* WHAT THE TASK REQUIRES:
You are to retype all of the data exactly as it appears.
◆ ◆ ◆ ◆ ◆ ◆ ◆
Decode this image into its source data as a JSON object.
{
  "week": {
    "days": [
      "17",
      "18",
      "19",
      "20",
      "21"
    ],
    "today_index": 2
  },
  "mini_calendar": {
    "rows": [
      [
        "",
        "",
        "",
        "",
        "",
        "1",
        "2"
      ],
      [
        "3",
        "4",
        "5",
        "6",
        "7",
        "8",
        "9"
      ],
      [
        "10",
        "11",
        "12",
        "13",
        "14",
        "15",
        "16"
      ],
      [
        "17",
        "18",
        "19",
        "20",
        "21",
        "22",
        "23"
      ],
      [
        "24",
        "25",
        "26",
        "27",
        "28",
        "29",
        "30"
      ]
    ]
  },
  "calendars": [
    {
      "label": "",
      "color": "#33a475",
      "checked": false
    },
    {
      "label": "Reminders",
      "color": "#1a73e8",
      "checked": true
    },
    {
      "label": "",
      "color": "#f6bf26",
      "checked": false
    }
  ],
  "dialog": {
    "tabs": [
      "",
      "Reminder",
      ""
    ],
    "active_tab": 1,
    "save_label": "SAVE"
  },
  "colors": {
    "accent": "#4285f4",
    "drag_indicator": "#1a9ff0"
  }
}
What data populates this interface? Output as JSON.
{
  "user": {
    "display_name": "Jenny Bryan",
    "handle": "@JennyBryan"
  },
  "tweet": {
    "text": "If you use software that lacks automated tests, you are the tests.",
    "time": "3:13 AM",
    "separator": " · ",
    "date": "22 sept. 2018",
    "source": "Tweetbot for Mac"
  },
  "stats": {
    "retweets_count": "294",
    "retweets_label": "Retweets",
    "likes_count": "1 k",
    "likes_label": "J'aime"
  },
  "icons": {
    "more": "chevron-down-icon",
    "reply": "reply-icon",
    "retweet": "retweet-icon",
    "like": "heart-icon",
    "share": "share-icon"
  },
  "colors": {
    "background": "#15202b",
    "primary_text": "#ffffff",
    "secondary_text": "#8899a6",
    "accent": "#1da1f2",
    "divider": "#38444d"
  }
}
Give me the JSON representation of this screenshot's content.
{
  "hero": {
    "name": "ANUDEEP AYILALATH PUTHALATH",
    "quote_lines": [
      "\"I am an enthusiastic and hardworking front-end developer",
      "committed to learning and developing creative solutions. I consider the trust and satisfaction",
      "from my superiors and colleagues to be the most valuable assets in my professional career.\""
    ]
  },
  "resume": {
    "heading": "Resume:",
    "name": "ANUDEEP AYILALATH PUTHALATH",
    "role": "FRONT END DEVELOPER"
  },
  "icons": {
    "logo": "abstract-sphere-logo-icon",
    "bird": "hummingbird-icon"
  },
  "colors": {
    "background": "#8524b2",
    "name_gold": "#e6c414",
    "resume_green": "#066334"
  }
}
◆ ◆ ◆ ◆ ◆ ◆ ◆
* EXPECTED ANSWER:
Decode this image into its source data as a JSON object.
{
  "week": {
    "days": [
      "17",
      "18",
      "19",
      "20",
      "21"
    ],
    "today_index": 2
  },
  "mini_calendar": {
    "rows": [
      [
        "",
        "",
        "",
        "",
        "",
        "1",
        "2"
      ],
      [
        "3",
        "4",
        "5",
        "6",
        "7",
        "8",
        "9"
      ],
      [
        "10",
        "11",
        "12",
        "13",
        "14",
        "15",
        "16"
      ],
      [
        "17",
        "18",
        "19",
        "20",
        "21",
        "22",
        "23"
      ],
      [
        "24",
        "25",
        "26",
        "27",
        "28",
        "29",
        "30"
      ]
    ]
  },
  "calendars": [
    {
      "label": "",
      "color": "#33a475",
      "checked": false
    },
    {
      "label": "Reminders",
      "color": "#1a73e8",
      "checked": true
    },
    {
      "label": "",
      "color": "#f6bf26",
      "checked": false
    }
  ],
  "dialog": {
    "tabs": [
      "",
      "Reminder",
      ""
    ],
    "active_tab": 1,
    "save_label": "SAVE"
  },
  "colors": {
    "accent": "#4285f4",
    "drag_indicator": "#1a9ff0"
  }
}
What data populates this interface? Output as JSON.
{
  "user": {
    "display_name": "Jenny Bryan",
    "handle": "@JennyBryan"
  },
  "tweet": {
    "text": "If you use software that lacks automated tests, you are the tests.",
    "time": "3:13 AM",
    "separator": " · ",
    "date": "22 sept. 2018",
    "source": "Tweetbot for Mac"
  },
  "stats": {
    "retweets_count": "294",
    "retweets_label": "Retweets",
    "likes_count": "1 k",
    "likes_label": "J'aime"
  },
  "icons": {
    "more": "chevron-down-icon",
    "reply": "reply-icon",
    "retweet": "retweet-icon",
    "like": "heart-icon",
    "share": "share-icon"
  },
  "colors": {
    "background": "#15202b",
    "primary_text": "#ffffff",
    "secondary_text": "#8899a6",
    "accent": "#1da1f2",
    "divider": "#38444d"
  }
}
Give me the JSON representation of this screenshot's content.
{
  "hero": {
    "name": "ANUDEEP AYILALATH PUTHALATH",
    "quote_lines": [
      "\"I am an enthusiastic and hardworking front-end developer",
      "committed to learning and developing creative solutions. I consider the trust and satisfaction",
      "from my superiors and colleagues to be the most valuable assets in my professional career.\""
    ]
  },
  "resume": {
    "heading": "Resume:",
    "name": "ANUDEEP AYILALATH PUTHALATH",
    "role": "FRONT END DEVELOPER"
  },
  "icons": {
    "logo": "abstract-sphere-logo-icon",
    "bird": "hummingbird-icon"
  },
  "colors": {
    "background": "#8524b2",
    "name_gold": "#e6c414",
    "resume_green": "#066334"
  }
}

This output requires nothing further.